------ Recorded data ------

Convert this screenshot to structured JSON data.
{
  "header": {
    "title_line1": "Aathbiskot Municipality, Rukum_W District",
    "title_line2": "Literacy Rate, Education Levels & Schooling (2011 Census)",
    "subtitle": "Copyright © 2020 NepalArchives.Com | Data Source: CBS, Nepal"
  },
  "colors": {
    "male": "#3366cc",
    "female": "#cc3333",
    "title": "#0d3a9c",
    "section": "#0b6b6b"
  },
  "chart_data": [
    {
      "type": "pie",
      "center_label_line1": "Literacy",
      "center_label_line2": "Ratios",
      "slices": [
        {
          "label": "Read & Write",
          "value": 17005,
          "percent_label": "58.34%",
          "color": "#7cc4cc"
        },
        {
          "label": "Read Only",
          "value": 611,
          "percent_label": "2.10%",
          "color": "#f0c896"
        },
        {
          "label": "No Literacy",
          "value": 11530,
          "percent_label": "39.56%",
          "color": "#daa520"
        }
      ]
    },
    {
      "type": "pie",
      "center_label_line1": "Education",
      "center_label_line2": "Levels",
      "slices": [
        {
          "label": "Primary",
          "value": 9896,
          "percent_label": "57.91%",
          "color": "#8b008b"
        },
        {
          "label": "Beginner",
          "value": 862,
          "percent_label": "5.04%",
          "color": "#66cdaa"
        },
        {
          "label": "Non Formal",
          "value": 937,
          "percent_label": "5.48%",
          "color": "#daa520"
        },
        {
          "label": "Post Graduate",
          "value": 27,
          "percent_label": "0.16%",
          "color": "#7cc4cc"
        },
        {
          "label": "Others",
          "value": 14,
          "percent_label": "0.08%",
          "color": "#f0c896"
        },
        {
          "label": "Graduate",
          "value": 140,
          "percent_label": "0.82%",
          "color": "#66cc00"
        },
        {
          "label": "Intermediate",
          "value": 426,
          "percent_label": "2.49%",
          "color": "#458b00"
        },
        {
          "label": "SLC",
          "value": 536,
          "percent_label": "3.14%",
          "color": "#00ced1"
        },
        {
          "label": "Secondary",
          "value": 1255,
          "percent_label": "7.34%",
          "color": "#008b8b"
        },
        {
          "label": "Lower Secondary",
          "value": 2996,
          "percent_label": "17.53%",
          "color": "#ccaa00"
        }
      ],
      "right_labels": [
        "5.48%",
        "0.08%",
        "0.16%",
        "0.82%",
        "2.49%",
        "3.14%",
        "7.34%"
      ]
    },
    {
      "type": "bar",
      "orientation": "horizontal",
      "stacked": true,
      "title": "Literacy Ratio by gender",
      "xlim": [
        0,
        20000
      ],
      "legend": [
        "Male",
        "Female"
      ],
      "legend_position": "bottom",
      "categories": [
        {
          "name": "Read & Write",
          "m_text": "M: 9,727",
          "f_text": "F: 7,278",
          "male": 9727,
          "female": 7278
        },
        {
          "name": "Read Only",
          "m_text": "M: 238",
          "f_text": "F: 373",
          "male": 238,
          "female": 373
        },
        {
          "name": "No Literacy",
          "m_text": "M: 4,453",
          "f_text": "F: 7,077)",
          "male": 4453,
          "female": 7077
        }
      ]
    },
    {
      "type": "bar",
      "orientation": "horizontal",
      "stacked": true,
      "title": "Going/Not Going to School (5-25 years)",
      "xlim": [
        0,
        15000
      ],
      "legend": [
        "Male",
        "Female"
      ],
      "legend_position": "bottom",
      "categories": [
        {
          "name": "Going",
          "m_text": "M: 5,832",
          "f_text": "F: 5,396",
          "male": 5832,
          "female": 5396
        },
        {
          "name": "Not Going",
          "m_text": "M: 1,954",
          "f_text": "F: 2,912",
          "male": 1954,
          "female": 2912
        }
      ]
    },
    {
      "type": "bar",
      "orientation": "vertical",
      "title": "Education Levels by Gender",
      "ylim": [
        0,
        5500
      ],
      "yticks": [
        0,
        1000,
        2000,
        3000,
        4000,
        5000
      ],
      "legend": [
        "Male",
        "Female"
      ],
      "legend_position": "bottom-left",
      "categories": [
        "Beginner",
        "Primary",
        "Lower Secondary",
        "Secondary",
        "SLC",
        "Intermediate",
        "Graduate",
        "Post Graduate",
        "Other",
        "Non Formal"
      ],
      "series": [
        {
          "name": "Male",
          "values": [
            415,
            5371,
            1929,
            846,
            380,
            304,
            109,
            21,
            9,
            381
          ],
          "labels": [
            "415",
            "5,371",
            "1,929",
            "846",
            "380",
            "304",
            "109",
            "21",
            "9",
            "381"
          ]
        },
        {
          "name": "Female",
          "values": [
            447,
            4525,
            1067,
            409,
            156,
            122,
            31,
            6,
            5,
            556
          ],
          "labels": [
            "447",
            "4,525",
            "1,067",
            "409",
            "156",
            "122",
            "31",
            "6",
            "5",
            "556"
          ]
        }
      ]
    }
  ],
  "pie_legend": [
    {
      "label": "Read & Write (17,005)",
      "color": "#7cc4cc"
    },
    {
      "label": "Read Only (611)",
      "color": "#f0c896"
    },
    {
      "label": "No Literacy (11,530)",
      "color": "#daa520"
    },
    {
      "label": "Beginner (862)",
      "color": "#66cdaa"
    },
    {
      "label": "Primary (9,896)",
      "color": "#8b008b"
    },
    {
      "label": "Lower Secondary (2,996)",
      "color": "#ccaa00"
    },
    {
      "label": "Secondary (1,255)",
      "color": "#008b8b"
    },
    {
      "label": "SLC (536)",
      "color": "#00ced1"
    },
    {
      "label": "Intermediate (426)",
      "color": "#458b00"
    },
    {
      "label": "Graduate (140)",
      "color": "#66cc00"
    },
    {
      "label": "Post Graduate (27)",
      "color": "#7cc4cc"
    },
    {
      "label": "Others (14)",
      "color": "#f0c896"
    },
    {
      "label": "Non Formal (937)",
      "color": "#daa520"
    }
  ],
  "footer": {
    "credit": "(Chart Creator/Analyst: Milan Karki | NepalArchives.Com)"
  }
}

------

• Do this: Look through the data above. Each line containing the word "Secondary" needs to be copied.

• Response to the exercise:
          "label": "Secondary",
          "label": "Lower Secondary",
        "Lower Secondary",
        "Secondary",
      "label": "Lower Secondary (2,996)",
      "label": "Secondary (1,255)",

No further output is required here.